## 実施事項 1
seabornの使い方を扱う以下の連載記事において、#5ではチュートリアルのどの項目を元に使い方をまとめましたか。
## 実施事項 2
seabornによるカテゴリデータの可視化を扱う以下の記事について、本文が途切れた箇所の続きを執筆してください。

Tutorialに学ぶseabornの使い方②（Plotting with categorical data）｜Pythonによる可視化入門 #6

f:id:lib-arts:20190614213755p:plain
連載の経緯は#1をご確認ください。

#1〜#4まではMatplotlibに関して、#5ではseabornの概要と、チュートリアルの"Visualizing statistical relationships"を元に使い方についてまとめました。

#6では#5に引き続きseabornのチュートリアルから"Plotting with categorical data"について取り扱います。
以下目次になります。
1. Plotting with categorical dataについて
1-1. Categorical scatterplots
1-2. Distributions of observations within categories
1-3. Statistical estimation within categories
1-4. Plotting “wide-form” data（省略）
1-5. Showing multiple relationships with facets（省略）
2. まとめ

1. Plotting with categorical dataについて
1節ではチュートリアルの"Plotting with categorical data"について取り扱っていきます。

f:id:lib-arts:20190615171609p:plain

Plotting with categorical data — seaborn 0.9.0 documentation

まずは簡単な概要をつかめればということで、冒頭のみ和訳します。

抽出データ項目

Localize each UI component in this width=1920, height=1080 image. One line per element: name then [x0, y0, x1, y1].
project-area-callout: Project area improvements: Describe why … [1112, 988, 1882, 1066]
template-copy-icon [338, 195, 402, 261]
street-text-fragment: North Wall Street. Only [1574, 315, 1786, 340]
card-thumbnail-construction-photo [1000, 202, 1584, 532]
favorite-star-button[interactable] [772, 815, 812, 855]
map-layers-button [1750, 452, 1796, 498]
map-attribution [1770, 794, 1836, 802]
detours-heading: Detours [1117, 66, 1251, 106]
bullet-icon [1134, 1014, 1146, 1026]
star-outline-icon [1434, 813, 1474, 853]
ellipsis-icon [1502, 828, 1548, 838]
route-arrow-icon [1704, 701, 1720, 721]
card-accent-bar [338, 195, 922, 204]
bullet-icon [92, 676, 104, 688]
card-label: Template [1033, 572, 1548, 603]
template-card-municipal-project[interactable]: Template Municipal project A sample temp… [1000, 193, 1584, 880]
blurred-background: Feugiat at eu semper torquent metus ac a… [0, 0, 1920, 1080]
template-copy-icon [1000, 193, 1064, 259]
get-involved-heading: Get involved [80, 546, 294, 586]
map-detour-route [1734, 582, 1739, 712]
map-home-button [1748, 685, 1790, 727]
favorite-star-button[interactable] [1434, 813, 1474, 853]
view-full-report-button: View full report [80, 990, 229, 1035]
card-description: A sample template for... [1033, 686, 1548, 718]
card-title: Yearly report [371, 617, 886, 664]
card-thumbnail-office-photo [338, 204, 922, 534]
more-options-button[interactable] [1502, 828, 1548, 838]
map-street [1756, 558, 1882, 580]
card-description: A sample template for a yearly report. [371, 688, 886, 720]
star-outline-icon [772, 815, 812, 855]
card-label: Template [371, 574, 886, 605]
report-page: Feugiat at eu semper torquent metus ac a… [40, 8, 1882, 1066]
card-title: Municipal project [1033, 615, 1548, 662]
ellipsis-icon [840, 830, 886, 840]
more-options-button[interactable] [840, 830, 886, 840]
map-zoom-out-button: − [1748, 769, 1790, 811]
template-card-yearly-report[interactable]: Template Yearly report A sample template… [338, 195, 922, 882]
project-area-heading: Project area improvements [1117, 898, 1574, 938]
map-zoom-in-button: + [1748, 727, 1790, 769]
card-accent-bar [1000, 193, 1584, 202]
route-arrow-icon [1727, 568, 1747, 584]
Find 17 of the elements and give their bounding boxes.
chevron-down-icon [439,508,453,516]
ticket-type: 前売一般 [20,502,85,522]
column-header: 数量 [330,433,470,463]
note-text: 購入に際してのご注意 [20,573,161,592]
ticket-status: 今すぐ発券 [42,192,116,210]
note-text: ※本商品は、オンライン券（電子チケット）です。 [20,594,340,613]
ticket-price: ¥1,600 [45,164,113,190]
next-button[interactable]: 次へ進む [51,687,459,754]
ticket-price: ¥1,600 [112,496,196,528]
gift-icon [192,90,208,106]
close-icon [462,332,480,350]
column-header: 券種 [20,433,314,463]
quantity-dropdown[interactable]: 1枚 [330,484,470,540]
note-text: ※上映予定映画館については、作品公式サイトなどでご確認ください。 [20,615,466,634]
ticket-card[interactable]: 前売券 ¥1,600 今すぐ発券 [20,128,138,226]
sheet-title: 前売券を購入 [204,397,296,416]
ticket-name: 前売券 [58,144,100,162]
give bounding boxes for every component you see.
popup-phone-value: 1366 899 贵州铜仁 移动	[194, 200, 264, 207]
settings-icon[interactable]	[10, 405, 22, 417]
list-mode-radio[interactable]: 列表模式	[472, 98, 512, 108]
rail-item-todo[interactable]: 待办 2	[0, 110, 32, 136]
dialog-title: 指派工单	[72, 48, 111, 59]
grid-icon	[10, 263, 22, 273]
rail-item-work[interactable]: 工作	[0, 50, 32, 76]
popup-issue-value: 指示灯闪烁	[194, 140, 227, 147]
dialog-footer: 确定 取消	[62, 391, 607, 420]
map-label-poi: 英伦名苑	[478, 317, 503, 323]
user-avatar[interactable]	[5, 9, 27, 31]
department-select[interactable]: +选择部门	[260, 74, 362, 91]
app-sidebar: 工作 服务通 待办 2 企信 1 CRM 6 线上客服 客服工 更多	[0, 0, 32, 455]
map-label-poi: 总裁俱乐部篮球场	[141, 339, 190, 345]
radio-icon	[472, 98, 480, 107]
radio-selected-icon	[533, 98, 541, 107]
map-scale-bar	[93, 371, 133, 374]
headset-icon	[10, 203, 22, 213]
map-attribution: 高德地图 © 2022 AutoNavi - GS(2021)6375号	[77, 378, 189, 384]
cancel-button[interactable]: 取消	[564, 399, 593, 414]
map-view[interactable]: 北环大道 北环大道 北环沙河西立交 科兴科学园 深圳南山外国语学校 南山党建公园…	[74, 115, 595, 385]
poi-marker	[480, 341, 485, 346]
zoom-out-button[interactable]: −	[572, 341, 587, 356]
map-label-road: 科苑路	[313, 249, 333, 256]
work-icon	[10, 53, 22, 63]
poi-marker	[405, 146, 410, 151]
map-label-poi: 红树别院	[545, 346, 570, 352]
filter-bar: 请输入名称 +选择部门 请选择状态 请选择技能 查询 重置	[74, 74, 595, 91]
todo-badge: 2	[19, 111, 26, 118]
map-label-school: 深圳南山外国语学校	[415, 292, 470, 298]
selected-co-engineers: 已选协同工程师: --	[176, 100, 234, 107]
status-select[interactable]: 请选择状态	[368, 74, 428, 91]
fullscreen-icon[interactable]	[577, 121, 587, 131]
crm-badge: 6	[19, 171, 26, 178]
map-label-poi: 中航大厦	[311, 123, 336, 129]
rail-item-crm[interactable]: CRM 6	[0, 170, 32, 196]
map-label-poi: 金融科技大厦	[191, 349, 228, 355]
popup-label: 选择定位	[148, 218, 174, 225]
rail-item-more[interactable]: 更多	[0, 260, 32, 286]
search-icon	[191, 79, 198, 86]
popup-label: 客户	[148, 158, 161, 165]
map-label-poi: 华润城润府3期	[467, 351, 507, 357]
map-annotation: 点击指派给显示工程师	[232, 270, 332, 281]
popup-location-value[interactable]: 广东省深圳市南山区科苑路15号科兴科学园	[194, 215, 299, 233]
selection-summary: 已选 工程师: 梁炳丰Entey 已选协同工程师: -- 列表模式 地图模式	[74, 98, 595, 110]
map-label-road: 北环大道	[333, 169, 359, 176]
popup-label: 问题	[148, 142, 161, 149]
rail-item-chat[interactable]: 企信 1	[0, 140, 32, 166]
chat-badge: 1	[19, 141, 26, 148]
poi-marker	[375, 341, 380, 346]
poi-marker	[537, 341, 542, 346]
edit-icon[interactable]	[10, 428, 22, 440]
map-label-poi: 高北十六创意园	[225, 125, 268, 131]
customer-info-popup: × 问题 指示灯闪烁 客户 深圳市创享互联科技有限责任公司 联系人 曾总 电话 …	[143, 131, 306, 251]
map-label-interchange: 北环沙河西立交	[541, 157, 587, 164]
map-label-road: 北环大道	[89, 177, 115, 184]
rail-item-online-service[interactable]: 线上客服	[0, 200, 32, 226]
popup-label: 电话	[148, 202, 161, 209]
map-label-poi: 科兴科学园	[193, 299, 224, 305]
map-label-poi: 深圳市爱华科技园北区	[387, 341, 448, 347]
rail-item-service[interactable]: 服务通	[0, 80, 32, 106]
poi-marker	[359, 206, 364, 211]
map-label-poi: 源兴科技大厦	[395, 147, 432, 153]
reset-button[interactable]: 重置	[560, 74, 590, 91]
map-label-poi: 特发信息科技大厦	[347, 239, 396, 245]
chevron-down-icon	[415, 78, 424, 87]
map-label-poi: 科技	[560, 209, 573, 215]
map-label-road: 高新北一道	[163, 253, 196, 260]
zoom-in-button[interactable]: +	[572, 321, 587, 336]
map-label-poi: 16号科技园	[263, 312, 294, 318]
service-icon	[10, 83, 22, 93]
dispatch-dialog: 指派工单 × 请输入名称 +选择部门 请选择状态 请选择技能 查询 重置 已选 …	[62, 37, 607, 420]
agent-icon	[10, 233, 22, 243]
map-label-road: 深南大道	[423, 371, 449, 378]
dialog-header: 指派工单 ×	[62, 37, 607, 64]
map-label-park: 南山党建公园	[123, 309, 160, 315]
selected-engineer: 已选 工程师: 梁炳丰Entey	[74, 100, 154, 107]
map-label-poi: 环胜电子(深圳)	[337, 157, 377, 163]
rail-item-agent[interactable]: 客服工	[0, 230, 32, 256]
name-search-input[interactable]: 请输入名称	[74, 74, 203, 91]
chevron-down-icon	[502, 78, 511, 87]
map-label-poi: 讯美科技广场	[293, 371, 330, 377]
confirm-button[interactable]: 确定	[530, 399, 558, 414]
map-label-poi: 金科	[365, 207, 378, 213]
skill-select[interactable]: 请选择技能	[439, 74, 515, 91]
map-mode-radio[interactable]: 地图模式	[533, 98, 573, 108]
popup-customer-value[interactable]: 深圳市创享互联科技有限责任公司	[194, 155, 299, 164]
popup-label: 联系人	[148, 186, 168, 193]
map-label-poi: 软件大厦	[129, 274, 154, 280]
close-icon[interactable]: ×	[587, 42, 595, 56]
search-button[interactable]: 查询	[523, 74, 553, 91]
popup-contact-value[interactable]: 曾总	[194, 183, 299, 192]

## 回答内容 1
"Visualizing statistical relationships"です。

## 回答内容 2
In the relational plot tutorial we saw how to use different visual representations to show the relationship between multiple variables in a dataset. In the examples, we focused on cases where the main relationship was between two numerical variables. If one of the main variables is “categorical” (divided into discrete groups) it may be helpful to use a more specialized approach to visualization.

和訳：『"relational plot tutorial"では、データセットにおける多変量間の相関性について可視化するにあたって様々な視覚表現について確認してきました。サンプルコードにおいては2つの数値的なメイン変数間の相関を見ることにフォーカスをあてました。片方のメインの変数がカテゴリカル(離散的な変数の一種)だとすると、可視化にあたってより特化したアプローチを考えることができます。』
上記より、このチュートリアルページのメインテーマが、カテゴリカル変数の可視化にあることがわかります。説明が長くなると逆にわかりづらくなるので、詳細は1-1〜1-5で取り扱うとして、下記のコードの実行だけ行っていただき1-1節に移れればと思います。

import seaborn as sns
import matplotlib.pyplot as plt
sns.set(style="ticks", color_codes=True)

1-1. Categorical scatterplots
1-1ではカテゴリカル変数の散布図の作成を行う、"Categorical scatterplots"について取り扱います。まずは下記を実行してみましょう。

tips = sns.load_dataset("tips")
sns.catplot(x="day", y="total_bill", data=tips);

実行結果は下記のようになります。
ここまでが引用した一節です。